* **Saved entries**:
==============================
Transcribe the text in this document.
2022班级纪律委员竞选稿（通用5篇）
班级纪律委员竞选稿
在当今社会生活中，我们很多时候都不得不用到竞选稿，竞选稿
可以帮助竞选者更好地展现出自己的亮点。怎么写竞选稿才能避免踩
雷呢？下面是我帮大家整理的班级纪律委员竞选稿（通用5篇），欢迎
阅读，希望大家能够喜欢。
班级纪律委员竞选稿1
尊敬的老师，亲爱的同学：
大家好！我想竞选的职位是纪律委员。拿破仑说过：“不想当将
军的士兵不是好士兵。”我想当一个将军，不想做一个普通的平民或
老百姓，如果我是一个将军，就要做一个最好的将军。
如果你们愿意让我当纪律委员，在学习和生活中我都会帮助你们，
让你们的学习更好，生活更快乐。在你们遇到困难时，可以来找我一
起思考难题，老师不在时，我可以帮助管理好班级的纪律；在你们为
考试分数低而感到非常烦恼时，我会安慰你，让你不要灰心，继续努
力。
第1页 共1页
==============================
* **Stated goal**:
Restate each entry exactly, skipping none.

* **Result of the task**:
Transcribe the text in this document.
2022班级纪律委员竞选稿（通用5篇）
班级纪律委员竞选稿
在当今社会生活中，我们很多时候都不得不用到竞选稿，竞选稿
可以帮助竞选者更好地展现出自己的亮点。怎么写竞选稿才能避免踩
雷呢？下面是我帮大家整理的班级纪律委员竞选稿（通用5篇），欢迎
阅读，希望大家能够喜欢。
班级纪律委员竞选稿1
尊敬的老师，亲爱的同学：
大家好！我想竞选的职位是纪律委员。拿破仑说过：“不想当将
军的士兵不是好士兵。”我想当一个将军，不想做一个普通的平民或
老百姓，如果我是一个将军，就要做一个最好的将军。
如果你们愿意让我当纪律委员，在学习和生活中我都会帮助你们，
让你们的学习更好，生活更快乐。在你们遇到困难时，可以来找我一
起思考难题，老师不在时，我可以帮助管理好班级的纪律；在你们为
考试分数低而感到非常烦恼时，我会安慰你，让你不要灰心，继续努
力。
第1页 共1页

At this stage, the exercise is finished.